Begin INPUT
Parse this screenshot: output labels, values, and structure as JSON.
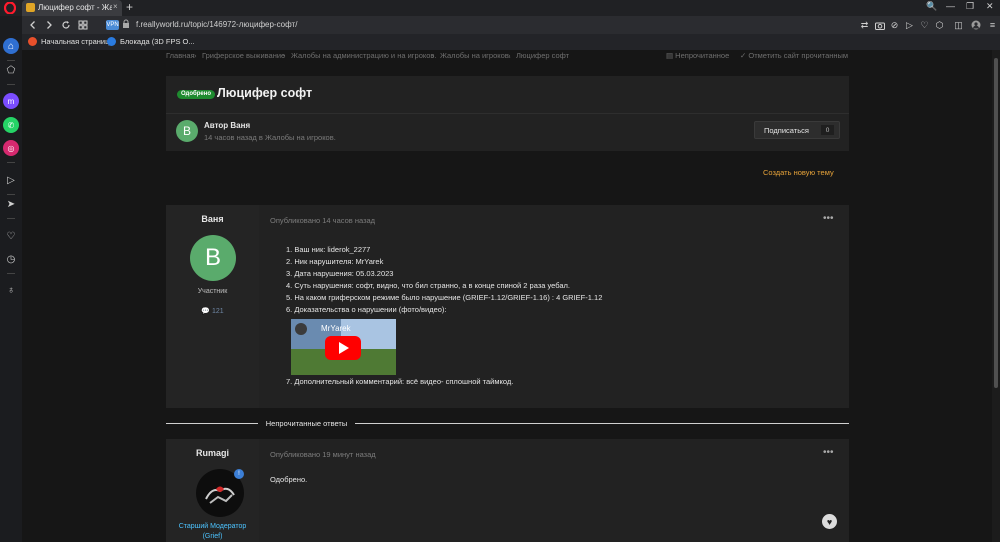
{
  "browser": {
    "tab_title": "Люцифер софт - Жалобы н...",
    "tab_close": "×",
    "new_tab": "+",
    "url": "f.reallyworld.ru/topic/146972-люцифер-софт/",
    "secure_badge": "VPN",
    "bookmarks": [
      {
        "label": "Начальная страница",
        "color": "#e8502b"
      },
      {
        "label": "Блокада (3D FPS О...",
        "color": "#2a7be0"
      }
    ],
    "window_controls": [
      "🔍",
      "—",
      "❐",
      "✕"
    ]
  },
  "breadcrumb": {
    "items": [
      "Главная",
      "Гриферское выживание",
      "Жалобы на администрацию и на игроков.",
      "Жалобы на игроков.",
      "Люцифер софт"
    ],
    "separator": "›",
    "unread_label": "Непрочитанное",
    "mark_read_label": "Отметить сайт прочитанным"
  },
  "topic": {
    "badge": "Одобрено",
    "title": "Люцифер софт",
    "author_initial": "B",
    "author_line": "Автор Ваня",
    "meta_line": "14 часов назад в Жалобы на игроков.",
    "subscribe_label": "Подписаться",
    "subscribe_count": "0",
    "new_topic_label": "Создать новую тему"
  },
  "post1": {
    "author": "Ваня",
    "avatar_initial": "B",
    "role": "Участник",
    "post_count": "121",
    "date": "Опубликовано 14 часов назад",
    "menu": "•••",
    "items": [
      "1. Ваш ник: liderok_2277",
      "2. Ник нарушителя: MrYarek",
      "3. Дата нарушения: 05.03.2023",
      "4. Суть нарушения: софт, видно, что бил странно, а в конце спиной 2 раза уебал.",
      "5. На каком гриферском режиме было нарушение (GRIEF-1.12/GRIEF-1.16) : 4 GRIEF-1.12",
      "6. Доказательства о нарушении (фото/видео):"
    ],
    "video_title": "MrYarek",
    "last_item": "7. Дополнительный комментарий: всё видео- сплошной таймкод."
  },
  "unread_separator": "Непрочитанные ответы",
  "post2": {
    "author": "Rumagi",
    "date": "Опубликовано 19 минут назад",
    "menu": "•••",
    "role_line1": "Старший Модератор",
    "role_line2": "(Grief)",
    "text": "Одобрено.",
    "badge": "!"
  }
}
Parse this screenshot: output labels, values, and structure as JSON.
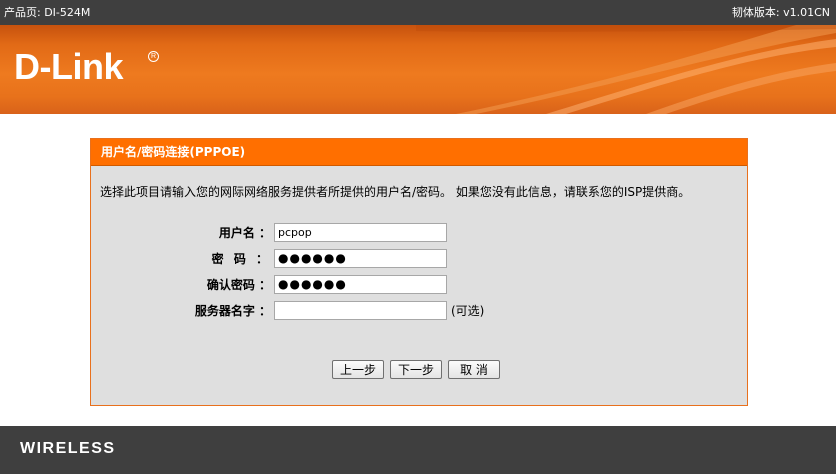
{
  "topbar": {
    "product_label": "产品页: DI-524M",
    "firmware_label": "韧体版本: v1.01CN"
  },
  "banner": {
    "logo_text": "D-Link",
    "logo_mark": "R"
  },
  "panel": {
    "title": "用户名/密码连接(PPPOE)",
    "intro": "选择此项目请输入您的网际网络服务提供者所提供的用户名/密码。 如果您没有此信息，请联系您的ISP提供商。",
    "fields": {
      "username": {
        "label": "用户名 ：",
        "value": "pcpop"
      },
      "password": {
        "label": "密  码 ：",
        "value": "●●●●●●"
      },
      "confirm_password": {
        "label": "确认密码 ：",
        "value": "●●●●●●"
      },
      "service_name": {
        "label": "服务器名字 ：",
        "value": "",
        "note": "(可选)"
      }
    },
    "buttons": {
      "prev": "上一步",
      "next": "下一步",
      "cancel": "取  消"
    }
  },
  "footer": {
    "brand": "WIRELESS"
  },
  "colors": {
    "topbar_bg": "#3f3f3f",
    "banner_orange": "#ee7a1f",
    "panel_header": "#ff6f00",
    "panel_bg": "#dfdfdf"
  }
}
End INPUT
• _WHAT IS NEEDED_: From the material above, copy everything exactly but the pictures.

• _PROBLEM SOLUTION_:
Parse this screenshot: output labels, values, and structure as JSON.
{
  "browser": {
    "tab_title": "Люцифер софт - Жалобы н...",
    "tab_close": "×",
    "new_tab": "+",
    "url": "f.reallyworld.ru/topic/146972-люцифер-софт/",
    "secure_badge": "VPN",
    "bookmarks": [
      {
        "label": "Начальная страница",
        "color": "#e8502b"
      },
      {
        "label": "Блокада (3D FPS О...",
        "color": "#2a7be0"
      }
    ],
    "window_controls": [
      "🔍",
      "—",
      "❐",
      "✕"
    ]
  },
  "breadcrumb": {
    "items": [
      "Главная",
      "Гриферское выживание",
      "Жалобы на администрацию и на игроков.",
      "Жалобы на игроков.",
      "Люцифер софт"
    ],
    "separator": "›",
    "unread_label": "Непрочитанное",
    "mark_read_label": "Отметить сайт прочитанным"
  },
  "topic": {
    "badge": "Одобрено",
    "title": "Люцифер софт",
    "author_initial": "B",
    "author_line": "Автор Ваня",
    "meta_line": "14 часов назад в Жалобы на игроков.",
    "subscribe_label": "Подписаться",
    "subscribe_count": "0",
    "new_topic_label": "Создать новую тему"
  },
  "post1": {
    "author": "Ваня",
    "avatar_initial": "B",
    "role": "Участник",
    "post_count": "121",
    "date": "Опубликовано 14 часов назад",
    "menu": "•••",
    "items": [
      "1. Ваш ник: liderok_2277",
      "2. Ник нарушителя: MrYarek",
      "3. Дата нарушения: 05.03.2023",
      "4. Суть нарушения: софт, видно, что бил странно, а в конце спиной 2 раза уебал.",
      "5. На каком гриферском режиме было нарушение (GRIEF-1.12/GRIEF-1.16) : 4 GRIEF-1.12",
      "6. Доказательства о нарушении (фото/видео):"
    ],
    "video_title": "MrYarek",
    "last_item": "7. Дополнительный комментарий: всё видео- сплошной таймкод."
  },
  "unread_separator": "Непрочитанные ответы",
  "post2": {
    "author": "Rumagi",
    "date": "Опубликовано 19 минут назад",
    "menu": "•••",
    "role_line1": "Старший Модератор",
    "role_line2": "(Grief)",
    "text": "Одобрено.",
    "badge": "!"
  }
}
Parse this screenshot: output labels, values, and structure as JSON.
{
  "topbar": {
    "product_label": "产品页: DI-524M",
    "firmware_label": "韧体版本: v1.01CN"
  },
  "banner": {
    "logo_text": "D-Link",
    "logo_mark": "R"
  },
  "panel": {
    "title": "用户名/密码连接(PPPOE)",
    "intro": "选择此项目请输入您的网际网络服务提供者所提供的用户名/密码。 如果您没有此信息，请联系您的ISP提供商。",
    "fields": {
      "username": {
        "label": "用户名 ：",
        "value": "pcpop"
      },
      "password": {
        "label": "密  码 ：",
        "value": "●●●●●●"
      },
      "confirm_password": {
        "label": "确认密码 ：",
        "value": "●●●●●●"
      },
      "service_name": {
        "label": "服务器名字 ：",
        "value": "",
        "note": "(可选)"
      }
    },
    "buttons": {
      "prev": "上一步",
      "next": "下一步",
      "cancel": "取  消"
    }
  },
  "footer": {
    "brand": "WIRELESS"
  },
  "colors": {
    "topbar_bg": "#3f3f3f",
    "banner_orange": "#ee7a1f",
    "panel_header": "#ff6f00",
    "panel_bg": "#dfdfdf"
  }
}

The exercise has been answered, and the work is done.